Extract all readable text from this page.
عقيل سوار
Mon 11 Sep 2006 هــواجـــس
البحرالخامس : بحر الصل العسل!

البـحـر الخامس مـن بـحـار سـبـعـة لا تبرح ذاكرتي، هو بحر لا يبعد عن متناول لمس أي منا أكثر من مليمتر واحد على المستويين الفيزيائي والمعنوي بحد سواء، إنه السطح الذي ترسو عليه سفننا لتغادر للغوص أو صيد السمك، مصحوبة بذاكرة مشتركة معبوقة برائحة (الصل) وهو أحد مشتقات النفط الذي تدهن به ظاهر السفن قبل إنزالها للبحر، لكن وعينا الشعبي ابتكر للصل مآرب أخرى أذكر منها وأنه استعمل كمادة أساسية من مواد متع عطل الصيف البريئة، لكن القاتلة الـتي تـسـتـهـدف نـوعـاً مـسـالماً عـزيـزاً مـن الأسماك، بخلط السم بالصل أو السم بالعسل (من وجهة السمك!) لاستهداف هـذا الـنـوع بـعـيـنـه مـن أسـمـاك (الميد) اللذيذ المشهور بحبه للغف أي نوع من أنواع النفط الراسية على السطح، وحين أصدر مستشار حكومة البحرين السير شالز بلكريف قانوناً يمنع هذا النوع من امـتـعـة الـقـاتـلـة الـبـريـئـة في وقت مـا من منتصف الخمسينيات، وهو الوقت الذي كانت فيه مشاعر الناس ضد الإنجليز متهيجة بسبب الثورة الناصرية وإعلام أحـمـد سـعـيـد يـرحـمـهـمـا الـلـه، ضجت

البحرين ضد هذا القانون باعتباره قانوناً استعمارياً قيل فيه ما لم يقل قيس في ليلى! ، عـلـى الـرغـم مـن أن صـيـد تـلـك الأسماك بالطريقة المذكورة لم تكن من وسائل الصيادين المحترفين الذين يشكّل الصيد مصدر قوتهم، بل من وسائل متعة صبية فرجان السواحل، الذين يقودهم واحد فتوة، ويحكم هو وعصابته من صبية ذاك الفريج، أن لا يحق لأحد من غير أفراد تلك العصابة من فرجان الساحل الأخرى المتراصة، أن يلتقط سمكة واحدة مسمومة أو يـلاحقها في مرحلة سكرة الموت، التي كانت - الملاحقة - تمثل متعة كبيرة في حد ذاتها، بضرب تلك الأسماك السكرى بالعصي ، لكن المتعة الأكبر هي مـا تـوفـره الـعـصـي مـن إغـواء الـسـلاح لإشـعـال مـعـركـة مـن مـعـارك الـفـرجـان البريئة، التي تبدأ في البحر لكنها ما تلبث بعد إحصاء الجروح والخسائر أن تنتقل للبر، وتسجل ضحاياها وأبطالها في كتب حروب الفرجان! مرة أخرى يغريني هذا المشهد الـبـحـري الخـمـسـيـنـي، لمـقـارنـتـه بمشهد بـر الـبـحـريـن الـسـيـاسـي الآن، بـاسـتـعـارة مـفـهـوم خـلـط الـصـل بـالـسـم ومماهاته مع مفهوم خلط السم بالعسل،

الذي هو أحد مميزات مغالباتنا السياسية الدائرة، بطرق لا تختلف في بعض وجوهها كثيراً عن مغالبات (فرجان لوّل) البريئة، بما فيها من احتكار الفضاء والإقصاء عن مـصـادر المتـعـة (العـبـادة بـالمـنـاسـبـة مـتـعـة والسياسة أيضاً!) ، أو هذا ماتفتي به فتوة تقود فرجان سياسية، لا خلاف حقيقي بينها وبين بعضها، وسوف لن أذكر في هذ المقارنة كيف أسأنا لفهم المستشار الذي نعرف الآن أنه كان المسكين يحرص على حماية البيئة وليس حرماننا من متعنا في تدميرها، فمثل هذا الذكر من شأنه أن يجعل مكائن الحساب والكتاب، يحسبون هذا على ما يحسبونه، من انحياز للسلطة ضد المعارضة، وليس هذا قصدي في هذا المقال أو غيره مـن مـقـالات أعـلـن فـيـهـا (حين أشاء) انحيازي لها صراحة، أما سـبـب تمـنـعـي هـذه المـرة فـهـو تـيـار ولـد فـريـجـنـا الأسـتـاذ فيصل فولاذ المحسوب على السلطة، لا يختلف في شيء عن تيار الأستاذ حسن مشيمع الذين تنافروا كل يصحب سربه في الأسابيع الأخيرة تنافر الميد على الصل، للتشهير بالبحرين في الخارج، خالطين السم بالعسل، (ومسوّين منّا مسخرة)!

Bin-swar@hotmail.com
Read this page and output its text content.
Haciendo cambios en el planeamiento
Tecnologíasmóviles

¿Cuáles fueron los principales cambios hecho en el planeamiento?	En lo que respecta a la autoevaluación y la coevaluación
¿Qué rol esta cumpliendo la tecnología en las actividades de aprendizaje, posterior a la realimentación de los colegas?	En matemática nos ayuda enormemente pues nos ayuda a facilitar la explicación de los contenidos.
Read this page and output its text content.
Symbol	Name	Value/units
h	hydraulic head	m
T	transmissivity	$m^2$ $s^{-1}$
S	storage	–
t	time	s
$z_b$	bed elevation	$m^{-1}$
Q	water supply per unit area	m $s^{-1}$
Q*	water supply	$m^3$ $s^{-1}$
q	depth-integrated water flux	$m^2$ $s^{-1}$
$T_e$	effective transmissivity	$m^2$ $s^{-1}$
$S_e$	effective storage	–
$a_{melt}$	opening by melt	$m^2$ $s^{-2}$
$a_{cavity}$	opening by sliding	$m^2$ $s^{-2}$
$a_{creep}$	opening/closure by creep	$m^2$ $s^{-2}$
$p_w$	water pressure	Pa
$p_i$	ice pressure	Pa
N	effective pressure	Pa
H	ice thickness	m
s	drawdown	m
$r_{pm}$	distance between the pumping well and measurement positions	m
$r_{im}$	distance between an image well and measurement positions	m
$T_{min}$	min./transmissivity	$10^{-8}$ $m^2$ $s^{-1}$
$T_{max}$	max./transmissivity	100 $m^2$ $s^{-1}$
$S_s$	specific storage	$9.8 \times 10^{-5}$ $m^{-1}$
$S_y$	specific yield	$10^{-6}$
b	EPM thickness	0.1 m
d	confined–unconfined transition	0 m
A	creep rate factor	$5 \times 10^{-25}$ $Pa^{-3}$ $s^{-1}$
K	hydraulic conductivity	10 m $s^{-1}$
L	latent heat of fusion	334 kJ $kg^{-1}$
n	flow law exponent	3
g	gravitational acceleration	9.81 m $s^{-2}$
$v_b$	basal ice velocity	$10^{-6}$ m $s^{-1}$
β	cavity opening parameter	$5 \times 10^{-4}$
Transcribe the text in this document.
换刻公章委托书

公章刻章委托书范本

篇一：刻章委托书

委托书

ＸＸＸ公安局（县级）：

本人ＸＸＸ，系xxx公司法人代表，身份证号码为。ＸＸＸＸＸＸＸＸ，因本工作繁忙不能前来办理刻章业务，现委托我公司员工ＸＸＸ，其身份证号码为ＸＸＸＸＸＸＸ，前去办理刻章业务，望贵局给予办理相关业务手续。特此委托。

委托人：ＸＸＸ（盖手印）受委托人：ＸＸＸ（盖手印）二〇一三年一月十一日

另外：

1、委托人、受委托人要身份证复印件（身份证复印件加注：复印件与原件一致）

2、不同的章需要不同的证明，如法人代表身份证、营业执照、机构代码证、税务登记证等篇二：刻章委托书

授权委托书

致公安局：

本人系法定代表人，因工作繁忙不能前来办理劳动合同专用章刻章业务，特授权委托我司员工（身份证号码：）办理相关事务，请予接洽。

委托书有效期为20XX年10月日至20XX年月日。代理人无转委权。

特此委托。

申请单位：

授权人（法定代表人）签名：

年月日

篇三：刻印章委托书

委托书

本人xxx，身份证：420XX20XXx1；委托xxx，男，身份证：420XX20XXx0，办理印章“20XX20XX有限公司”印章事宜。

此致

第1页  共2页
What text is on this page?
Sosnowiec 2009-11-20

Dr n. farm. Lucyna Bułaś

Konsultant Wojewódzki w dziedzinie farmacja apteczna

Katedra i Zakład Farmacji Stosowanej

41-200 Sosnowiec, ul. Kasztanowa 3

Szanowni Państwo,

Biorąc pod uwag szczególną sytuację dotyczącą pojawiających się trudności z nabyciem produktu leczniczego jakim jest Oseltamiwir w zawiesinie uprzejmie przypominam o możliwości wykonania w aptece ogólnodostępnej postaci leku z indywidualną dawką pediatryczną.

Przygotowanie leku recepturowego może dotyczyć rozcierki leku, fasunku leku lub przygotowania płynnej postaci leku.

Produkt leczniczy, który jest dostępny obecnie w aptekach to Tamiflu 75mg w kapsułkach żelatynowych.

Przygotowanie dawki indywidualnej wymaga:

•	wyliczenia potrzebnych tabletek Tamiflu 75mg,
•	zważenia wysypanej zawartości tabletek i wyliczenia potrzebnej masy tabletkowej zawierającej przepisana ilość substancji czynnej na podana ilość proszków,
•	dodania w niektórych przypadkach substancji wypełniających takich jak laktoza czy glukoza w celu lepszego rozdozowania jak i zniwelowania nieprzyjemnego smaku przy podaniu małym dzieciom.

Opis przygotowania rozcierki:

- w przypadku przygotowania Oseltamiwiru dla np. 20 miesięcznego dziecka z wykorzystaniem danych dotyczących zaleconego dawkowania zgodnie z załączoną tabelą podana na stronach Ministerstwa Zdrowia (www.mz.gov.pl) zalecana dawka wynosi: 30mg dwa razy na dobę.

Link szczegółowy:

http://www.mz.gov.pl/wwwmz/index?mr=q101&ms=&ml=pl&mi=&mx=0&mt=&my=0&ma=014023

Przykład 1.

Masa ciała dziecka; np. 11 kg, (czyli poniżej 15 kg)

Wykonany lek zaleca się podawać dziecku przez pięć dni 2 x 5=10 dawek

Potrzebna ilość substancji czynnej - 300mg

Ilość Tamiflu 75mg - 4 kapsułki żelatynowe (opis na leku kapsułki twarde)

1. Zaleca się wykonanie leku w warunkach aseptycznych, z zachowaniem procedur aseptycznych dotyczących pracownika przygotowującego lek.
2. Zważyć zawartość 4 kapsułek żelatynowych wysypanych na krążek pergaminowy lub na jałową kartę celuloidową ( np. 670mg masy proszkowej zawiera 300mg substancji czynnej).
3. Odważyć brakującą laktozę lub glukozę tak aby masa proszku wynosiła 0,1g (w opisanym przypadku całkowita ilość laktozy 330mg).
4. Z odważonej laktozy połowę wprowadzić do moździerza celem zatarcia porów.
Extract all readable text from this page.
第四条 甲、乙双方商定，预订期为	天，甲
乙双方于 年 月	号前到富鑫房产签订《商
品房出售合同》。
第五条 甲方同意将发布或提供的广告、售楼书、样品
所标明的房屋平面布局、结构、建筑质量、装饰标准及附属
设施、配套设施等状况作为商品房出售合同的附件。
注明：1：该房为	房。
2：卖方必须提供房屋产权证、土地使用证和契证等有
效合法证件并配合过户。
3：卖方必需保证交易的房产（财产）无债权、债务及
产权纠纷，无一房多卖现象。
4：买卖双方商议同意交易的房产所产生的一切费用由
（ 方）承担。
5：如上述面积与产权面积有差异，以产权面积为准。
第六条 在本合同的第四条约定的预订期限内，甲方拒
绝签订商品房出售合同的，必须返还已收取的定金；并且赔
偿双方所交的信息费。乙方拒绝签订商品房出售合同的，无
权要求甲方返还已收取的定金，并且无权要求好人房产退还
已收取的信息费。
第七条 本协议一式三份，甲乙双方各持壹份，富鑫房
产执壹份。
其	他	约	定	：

══════════

> _INSTRUCTION_: Work through the records line by line and tally those holding "postaci". Reply with the number alone.

> _RESULT BELOW_: 2